#### Exercise aim
Your task is to tally the lines of the listing containing the word "name" and report the figure alone.

#### Exercise data
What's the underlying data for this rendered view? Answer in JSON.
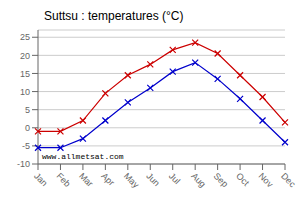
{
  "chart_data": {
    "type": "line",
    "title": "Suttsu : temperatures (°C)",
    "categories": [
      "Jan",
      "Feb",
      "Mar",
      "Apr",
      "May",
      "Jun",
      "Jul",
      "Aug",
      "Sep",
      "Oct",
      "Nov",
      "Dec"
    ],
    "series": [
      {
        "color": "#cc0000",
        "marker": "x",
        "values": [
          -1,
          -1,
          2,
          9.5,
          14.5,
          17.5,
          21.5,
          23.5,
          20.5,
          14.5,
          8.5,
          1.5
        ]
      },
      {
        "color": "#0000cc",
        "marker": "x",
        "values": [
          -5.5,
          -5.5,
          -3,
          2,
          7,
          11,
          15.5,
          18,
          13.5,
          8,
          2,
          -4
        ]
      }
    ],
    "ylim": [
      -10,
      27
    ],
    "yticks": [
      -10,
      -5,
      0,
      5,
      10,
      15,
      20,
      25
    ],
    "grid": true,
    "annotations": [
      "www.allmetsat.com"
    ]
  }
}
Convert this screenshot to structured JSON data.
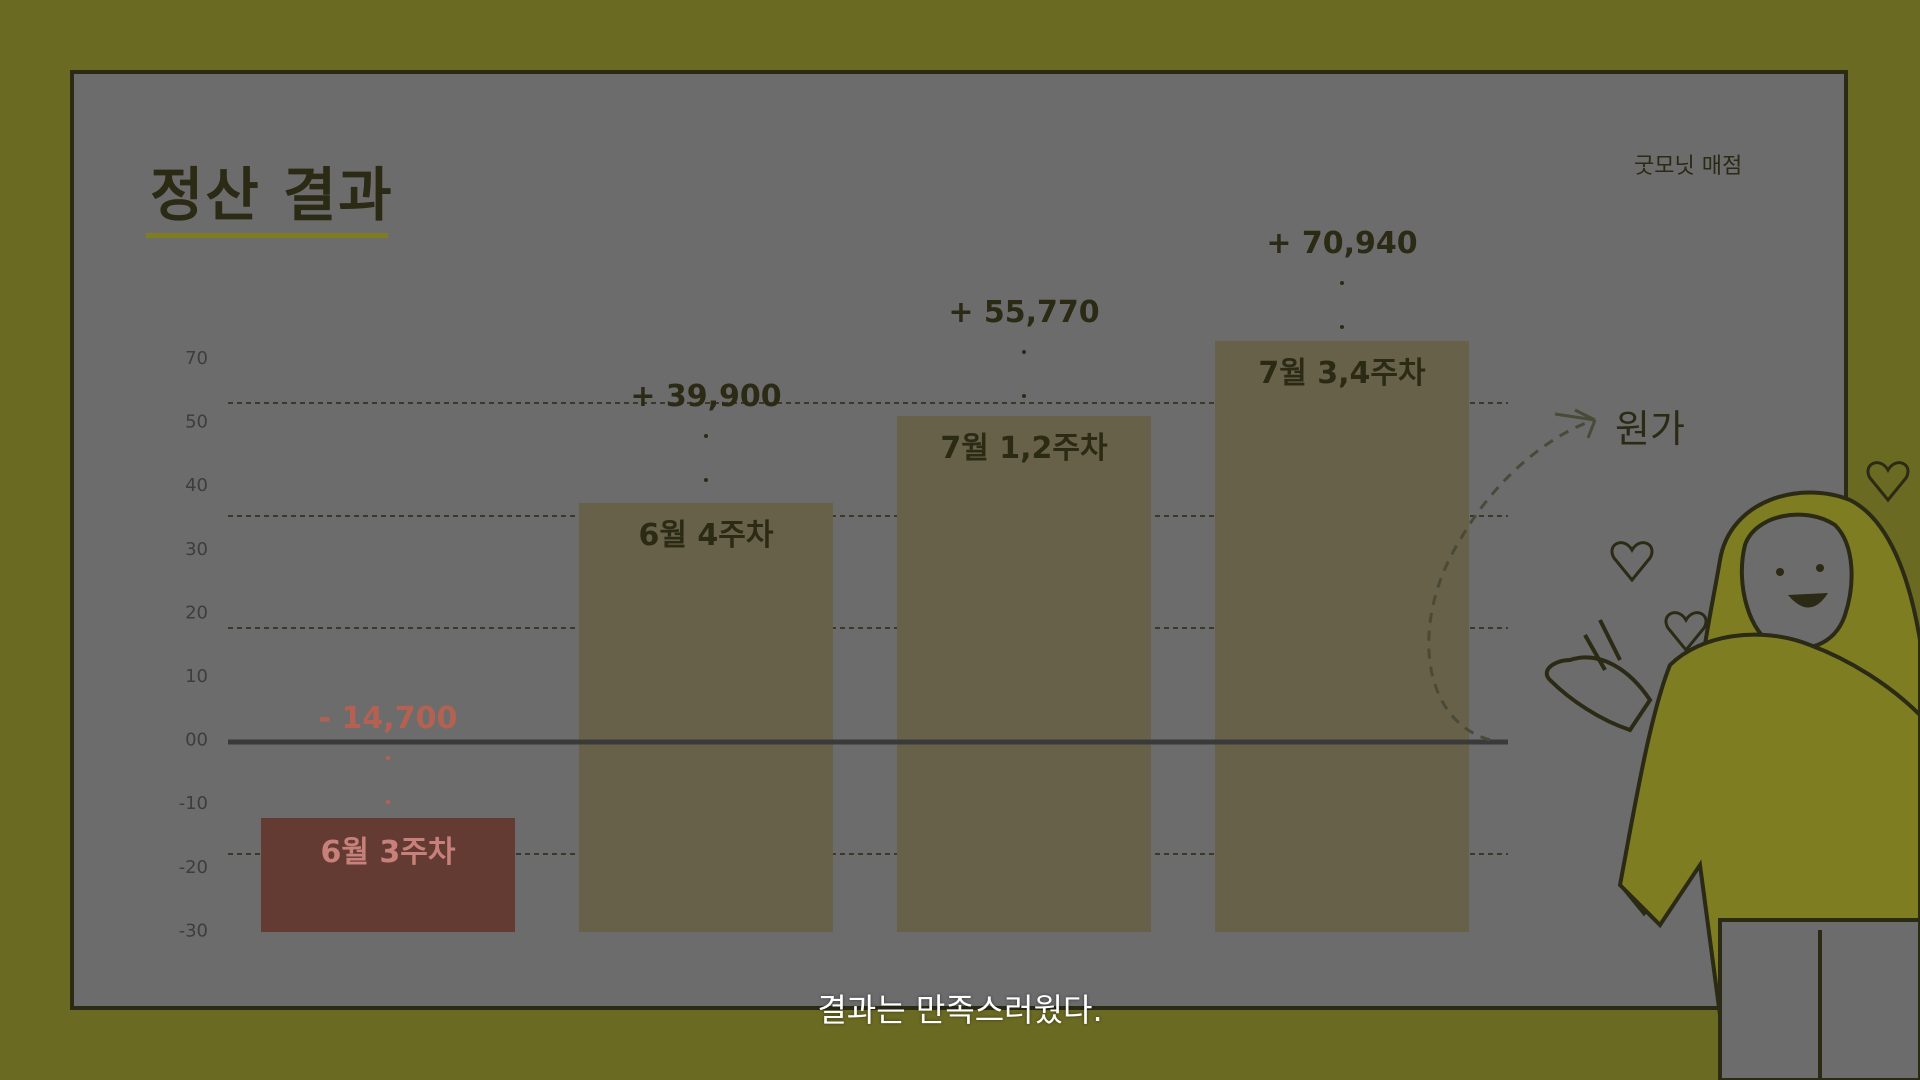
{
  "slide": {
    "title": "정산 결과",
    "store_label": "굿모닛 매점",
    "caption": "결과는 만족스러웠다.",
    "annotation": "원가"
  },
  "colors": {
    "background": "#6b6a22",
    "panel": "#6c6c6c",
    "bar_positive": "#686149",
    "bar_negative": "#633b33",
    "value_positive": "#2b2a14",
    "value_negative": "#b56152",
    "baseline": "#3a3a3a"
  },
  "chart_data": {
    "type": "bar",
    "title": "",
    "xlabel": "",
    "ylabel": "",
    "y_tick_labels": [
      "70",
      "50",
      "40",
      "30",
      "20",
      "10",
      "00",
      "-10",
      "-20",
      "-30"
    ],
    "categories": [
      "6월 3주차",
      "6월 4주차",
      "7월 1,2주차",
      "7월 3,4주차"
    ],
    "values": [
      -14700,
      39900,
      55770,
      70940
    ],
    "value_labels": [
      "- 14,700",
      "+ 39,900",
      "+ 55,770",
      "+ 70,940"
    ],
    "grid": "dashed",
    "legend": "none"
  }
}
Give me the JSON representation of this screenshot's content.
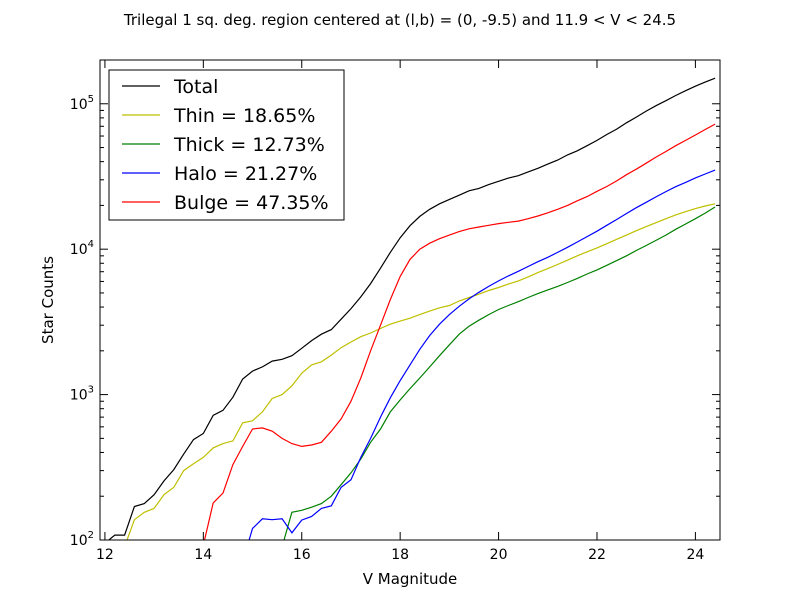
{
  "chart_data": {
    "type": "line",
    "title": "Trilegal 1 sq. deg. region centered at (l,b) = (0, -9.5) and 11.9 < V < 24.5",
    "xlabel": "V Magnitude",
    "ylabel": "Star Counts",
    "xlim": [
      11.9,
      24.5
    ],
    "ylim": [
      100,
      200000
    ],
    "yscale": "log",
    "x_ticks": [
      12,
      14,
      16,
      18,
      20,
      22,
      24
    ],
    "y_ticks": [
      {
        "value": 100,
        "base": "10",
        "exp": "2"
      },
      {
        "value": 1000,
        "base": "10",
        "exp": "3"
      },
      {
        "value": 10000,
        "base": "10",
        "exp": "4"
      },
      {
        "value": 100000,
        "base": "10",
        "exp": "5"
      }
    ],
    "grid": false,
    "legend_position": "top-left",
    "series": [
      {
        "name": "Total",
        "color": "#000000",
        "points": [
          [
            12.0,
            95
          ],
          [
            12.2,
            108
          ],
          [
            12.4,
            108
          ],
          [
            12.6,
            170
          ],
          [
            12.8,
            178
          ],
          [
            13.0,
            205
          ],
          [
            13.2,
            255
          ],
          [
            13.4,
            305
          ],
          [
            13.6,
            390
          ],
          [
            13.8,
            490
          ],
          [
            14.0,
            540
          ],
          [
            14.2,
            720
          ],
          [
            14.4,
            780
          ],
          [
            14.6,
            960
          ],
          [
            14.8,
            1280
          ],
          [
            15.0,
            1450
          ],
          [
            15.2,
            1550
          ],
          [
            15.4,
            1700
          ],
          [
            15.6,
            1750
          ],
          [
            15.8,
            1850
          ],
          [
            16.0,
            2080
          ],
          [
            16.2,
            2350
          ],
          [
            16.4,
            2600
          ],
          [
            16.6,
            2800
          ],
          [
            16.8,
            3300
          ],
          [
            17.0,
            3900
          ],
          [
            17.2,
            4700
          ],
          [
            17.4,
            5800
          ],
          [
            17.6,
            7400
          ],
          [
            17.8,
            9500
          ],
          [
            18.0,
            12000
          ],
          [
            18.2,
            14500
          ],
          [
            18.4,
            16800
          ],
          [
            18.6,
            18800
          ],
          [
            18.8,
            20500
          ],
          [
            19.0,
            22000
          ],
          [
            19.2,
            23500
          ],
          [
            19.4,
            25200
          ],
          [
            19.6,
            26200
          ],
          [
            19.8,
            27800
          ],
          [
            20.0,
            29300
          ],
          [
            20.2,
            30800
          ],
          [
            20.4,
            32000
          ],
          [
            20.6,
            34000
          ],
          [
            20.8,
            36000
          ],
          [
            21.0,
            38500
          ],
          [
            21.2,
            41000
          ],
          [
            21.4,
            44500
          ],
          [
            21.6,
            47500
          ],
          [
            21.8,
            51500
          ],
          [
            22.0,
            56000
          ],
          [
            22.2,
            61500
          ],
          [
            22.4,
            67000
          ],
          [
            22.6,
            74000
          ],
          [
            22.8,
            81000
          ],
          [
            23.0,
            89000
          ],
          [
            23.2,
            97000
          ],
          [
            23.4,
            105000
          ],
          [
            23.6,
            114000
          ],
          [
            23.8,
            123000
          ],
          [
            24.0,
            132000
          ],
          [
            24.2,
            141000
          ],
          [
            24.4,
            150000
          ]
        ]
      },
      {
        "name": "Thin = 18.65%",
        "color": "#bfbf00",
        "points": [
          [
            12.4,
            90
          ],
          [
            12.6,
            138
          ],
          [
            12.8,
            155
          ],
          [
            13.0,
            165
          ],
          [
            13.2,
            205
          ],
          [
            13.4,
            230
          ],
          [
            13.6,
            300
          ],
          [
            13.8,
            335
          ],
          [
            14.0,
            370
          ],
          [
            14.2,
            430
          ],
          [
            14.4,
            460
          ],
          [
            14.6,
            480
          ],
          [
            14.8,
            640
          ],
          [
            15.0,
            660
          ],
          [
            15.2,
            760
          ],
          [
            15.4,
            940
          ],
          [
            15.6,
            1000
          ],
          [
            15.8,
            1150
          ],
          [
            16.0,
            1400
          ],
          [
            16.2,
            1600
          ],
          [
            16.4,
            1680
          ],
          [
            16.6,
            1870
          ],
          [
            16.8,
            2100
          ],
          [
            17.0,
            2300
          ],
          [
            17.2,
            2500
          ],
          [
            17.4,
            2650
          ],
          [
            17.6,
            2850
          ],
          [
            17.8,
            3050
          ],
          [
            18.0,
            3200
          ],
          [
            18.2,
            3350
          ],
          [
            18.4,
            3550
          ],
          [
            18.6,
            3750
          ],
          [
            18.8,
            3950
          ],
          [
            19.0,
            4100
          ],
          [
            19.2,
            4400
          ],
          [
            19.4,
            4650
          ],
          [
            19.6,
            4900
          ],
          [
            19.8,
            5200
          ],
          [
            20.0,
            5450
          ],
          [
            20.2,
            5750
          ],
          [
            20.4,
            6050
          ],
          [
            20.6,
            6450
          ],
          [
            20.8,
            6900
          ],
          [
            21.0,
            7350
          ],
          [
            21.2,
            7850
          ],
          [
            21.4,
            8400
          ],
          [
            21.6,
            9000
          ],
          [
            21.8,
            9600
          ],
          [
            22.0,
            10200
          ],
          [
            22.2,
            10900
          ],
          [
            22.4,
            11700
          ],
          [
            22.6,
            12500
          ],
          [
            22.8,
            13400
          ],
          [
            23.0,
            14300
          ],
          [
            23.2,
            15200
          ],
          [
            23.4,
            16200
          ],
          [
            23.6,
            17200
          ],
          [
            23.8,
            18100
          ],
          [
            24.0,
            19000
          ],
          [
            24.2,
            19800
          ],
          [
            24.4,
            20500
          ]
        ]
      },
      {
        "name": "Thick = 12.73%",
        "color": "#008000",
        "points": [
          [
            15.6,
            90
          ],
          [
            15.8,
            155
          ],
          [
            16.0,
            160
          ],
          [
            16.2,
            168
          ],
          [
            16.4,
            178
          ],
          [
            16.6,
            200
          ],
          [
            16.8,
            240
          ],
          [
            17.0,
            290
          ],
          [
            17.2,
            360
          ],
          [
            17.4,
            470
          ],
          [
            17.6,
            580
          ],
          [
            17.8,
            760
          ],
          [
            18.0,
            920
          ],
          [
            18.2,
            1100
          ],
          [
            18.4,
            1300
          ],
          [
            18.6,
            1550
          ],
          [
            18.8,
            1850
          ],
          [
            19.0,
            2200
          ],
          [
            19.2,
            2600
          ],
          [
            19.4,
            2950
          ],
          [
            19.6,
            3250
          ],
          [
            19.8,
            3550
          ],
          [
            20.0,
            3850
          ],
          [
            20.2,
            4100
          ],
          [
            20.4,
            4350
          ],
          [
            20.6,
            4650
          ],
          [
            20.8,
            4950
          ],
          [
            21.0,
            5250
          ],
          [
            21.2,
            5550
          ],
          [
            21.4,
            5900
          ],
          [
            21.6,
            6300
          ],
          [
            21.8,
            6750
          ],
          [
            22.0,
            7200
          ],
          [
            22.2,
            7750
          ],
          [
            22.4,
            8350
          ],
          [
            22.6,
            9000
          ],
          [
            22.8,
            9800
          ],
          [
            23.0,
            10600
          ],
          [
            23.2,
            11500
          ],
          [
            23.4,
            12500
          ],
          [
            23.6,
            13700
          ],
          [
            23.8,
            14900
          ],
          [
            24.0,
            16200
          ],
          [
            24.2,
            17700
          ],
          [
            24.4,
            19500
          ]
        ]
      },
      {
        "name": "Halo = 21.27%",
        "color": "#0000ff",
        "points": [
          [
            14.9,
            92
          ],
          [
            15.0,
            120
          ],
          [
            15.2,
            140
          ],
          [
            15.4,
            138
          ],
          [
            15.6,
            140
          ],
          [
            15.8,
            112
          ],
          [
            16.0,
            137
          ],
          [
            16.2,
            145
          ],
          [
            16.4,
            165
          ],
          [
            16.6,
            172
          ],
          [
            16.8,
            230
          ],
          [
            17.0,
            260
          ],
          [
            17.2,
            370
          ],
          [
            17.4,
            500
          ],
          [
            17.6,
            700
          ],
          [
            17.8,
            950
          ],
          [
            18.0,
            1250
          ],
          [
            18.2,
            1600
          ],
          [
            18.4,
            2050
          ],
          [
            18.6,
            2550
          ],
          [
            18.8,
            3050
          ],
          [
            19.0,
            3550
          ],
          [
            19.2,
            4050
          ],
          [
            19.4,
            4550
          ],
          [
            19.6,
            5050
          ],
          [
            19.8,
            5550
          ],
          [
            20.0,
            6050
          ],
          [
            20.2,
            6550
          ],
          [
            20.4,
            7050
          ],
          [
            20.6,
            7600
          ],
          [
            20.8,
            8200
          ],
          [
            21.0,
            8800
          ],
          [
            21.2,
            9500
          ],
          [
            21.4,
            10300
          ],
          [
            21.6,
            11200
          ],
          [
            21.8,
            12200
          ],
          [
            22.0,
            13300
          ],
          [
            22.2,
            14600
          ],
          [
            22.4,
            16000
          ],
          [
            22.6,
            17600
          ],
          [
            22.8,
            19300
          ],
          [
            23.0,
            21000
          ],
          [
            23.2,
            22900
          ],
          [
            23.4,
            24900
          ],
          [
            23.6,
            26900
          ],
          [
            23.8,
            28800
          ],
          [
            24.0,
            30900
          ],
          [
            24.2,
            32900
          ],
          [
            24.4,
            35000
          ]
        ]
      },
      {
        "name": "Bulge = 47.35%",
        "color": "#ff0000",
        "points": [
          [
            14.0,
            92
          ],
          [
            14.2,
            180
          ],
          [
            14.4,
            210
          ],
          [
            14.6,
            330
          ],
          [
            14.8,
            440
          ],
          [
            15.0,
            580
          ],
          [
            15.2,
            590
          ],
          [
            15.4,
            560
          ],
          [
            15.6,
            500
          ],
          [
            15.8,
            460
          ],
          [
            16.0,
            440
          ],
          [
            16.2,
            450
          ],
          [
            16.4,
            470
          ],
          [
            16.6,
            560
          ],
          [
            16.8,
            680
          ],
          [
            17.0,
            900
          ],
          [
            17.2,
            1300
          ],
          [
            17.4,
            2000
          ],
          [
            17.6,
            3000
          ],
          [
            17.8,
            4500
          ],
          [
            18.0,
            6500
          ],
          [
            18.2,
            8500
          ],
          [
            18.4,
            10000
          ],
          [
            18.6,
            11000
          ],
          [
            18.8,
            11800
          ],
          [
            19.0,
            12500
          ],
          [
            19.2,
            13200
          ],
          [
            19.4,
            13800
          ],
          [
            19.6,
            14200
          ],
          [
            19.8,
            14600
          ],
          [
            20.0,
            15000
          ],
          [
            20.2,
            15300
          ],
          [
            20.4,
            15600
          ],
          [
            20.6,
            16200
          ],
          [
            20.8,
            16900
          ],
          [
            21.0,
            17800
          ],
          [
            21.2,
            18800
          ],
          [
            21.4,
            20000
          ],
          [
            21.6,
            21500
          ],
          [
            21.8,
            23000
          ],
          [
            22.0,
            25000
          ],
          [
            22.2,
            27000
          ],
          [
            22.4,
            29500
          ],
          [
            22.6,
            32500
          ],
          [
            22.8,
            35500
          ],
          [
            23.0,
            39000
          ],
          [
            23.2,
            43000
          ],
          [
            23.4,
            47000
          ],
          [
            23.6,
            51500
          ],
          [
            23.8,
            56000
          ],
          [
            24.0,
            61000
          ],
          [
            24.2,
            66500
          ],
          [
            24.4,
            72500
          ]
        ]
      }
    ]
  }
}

#### Answer to the task
5